PAGE EXTRACT |
>>>
Soundtrack album by The Chipmunks and The Chipettes
- Released: November 15, 2011
- Genre: Pop; rock; hip hop; dance;
- Length: 42:43
- Label: Atlantic
- Producer: Ross Bagdasarian Jr.; Janice Karman; Ali Dee Theodore;

The Chipmunks and The Chipettes chronology
| Alvin and the Chipmunks: The Squeakquel (Original Motion Picture Soundtrack) (2009) | Alvin and the Chipmunks: Chipwrecked (Music from the Motion Picture) (2011) | We're the Chipmunks (Music from the TV Show) (2015) |

= Alvin and the Chipmunks: Chipwrecked (soundtrack) =

Alvin and the Chipmunks: Chipwrecked (Music from the Motion Picture) is the soundtrack to the 2011 film Alvin and the Chipmunks: Chipwrecked. Released through Atlantic Records on November 15, 2011, the album featured 13 songs that consisted of licensed popular hits covered by the Chipmunks and Chipettes and an original song specifically written for the film. The soundtrack was moderately successful in comparison to the predecessor's soundtracks.

== Album information ==
Like the predecessor, the soundtrack to Chipwrecked featured licensed music from popular artists as well as an original song "We Have Arrived" has been written for the film, performed by Rae featuring Classic.
<<<
[Collected data]
>>>
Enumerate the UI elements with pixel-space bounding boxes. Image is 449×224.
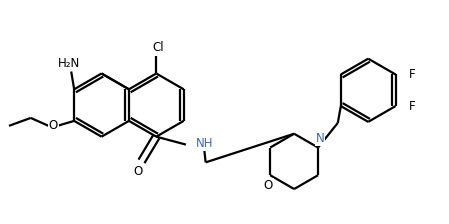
Text: O: O	[264, 179, 273, 192]
Text: O: O	[49, 119, 58, 132]
Text: NH: NH	[196, 137, 213, 150]
Text: Cl: Cl	[153, 41, 164, 54]
Text: F: F	[409, 100, 415, 113]
Text: F: F	[409, 68, 415, 81]
Text: N: N	[316, 132, 325, 145]
Text: O: O	[133, 165, 142, 178]
Text: H₂N: H₂N	[58, 57, 80, 70]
<<<
INSTRUCTIONS FOR THE TASK |
Pick up the Chipwrecked soundtrack article above where it stops, and keep writing from its last sentence.

RESULT FOR THIS TASK |
The soundtrack was distributed by Atlantic Records unlike the first two films, whose albums were published by Rhino Entertainment. It was released on November 15, 2011, a month before the film's release. The album featured 12 songs along with a bonus track featured in the digital edition of the album. A limited edition was distributed to the Target Corporation retail chains across United States, whose album featured four exclusive bonus tracks. iTunes and Amazon.com released a deluxe edition available only on digital download containing three bonus tracks.

== Commercial performance ==
It debuted on the week of December 24, 2011, being charted at number 134. The album subsequently peaked in the consecutive weeks, where its highest position was at number 36 for the week of January 21, 2012.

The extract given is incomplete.